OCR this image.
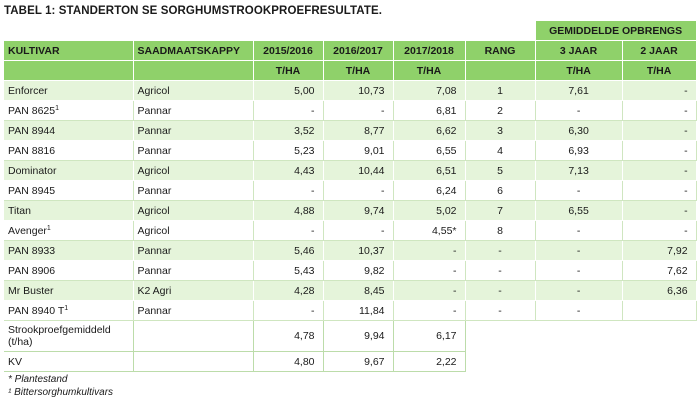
TABEL 1: STANDERTON SE SORGHUMSTROOKPROEFRESULTATE.
						GEMIDDELDE OPBRENGS	
KULTIVAR	SAADMAATSKAPPY	2015/2016	2016/2017	2017/2018	RANG	3 JAAR	2 JAAR
		T/HA	T/HA	T/HA		T/HA	T/HA
Enforcer	Agricol	5,00	10,73	7,08	1	7,61	-
PAN 8625$^1$	Pannar	-	-	6,81	2	-	-
PAN 8944	Pannar	3,52	8,77	6,62	3	6,30	-
PAN 8816	Pannar	5,23	9,01	6,55	4	6,93	-
Dominator	Agricol	4,43	10,44	6,51	5	7,13	-
PAN 8945	Pannar	-	-	6,24	6	-	-
Titan	Agricol	4,88	9,74	5,02	7	6,55	-
Avenger$^1$	Agricol	-	-	4,55*	8	-	-
PAN 8933	Pannar	5,46	10,37	-	-	-	7,92
PAN 8906	Pannar	5,43	9,82	-	-	-	7,62
Mr Buster	K2 Agri	4,28	8,45	-	-	-	6,36
PAN 8940 $T^1$	Pannar	-	11,84	-	-	-	
Strookproefgemiddeld (t/ha)		4,78	9,94	6,17			
KV		4,80	9,67	2,22			
* Plantestand
¹ Bittersorghumkultivars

-------

• [The task]
Take the listing and print it again exactly, but without any pictures.

• [Written solution]
OCR this image.
TABEL 1: STANDERTON SE SORGHUMSTROOKPROEFRESULTATE.
						GEMIDDELDE OPBRENGS	
KULTIVAR	SAADMAATSKAPPY	2015/2016	2016/2017	2017/2018	RANG	3 JAAR	2 JAAR
		T/HA	T/HA	T/HA		T/HA	T/HA
Enforcer	Agricol	5,00	10,73	7,08	1	7,61	-
PAN 8625$^1$	Pannar	-	-	6,81	2	-	-
PAN 8944	Pannar	3,52	8,77	6,62	3	6,30	-
PAN 8816	Pannar	5,23	9,01	6,55	4	6,93	-
Dominator	Agricol	4,43	10,44	6,51	5	7,13	-
PAN 8945	Pannar	-	-	6,24	6	-	-
Titan	Agricol	4,88	9,74	5,02	7	6,55	-
Avenger$^1$	Agricol	-	-	4,55*	8	-	-
PAN 8933	Pannar	5,46	10,37	-	-	-	7,92
PAN 8906	Pannar	5,43	9,82	-	-	-	7,62
Mr Buster	K2 Agri	4,28	8,45	-	-	-	6,36
PAN 8940 $T^1$	Pannar	-	11,84	-	-	-	
Strookproefgemiddeld (t/ha)		4,78	9,94	6,17			
KV		4,80	9,67	2,22			
* Plantestand
¹ Bittersorghumkultivars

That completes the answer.